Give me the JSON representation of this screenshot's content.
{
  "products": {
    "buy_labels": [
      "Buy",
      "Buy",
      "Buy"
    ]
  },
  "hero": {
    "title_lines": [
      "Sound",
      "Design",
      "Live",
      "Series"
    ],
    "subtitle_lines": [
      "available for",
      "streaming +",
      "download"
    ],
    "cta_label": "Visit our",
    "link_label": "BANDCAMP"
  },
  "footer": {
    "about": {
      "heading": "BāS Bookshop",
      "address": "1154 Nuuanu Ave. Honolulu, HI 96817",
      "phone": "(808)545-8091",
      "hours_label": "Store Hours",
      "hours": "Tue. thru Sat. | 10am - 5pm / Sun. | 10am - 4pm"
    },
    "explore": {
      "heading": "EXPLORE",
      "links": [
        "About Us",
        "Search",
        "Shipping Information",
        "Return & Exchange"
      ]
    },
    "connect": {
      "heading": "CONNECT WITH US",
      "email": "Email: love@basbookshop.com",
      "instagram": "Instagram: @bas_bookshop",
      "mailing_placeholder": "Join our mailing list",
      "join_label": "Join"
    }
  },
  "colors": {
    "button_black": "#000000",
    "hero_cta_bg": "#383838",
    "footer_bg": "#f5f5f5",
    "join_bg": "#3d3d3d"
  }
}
···
**TASK PROMPT**
Give the number of lines in the records that contain the string "heading", and nothing besides.

**RESULT OF THIS TASK**
3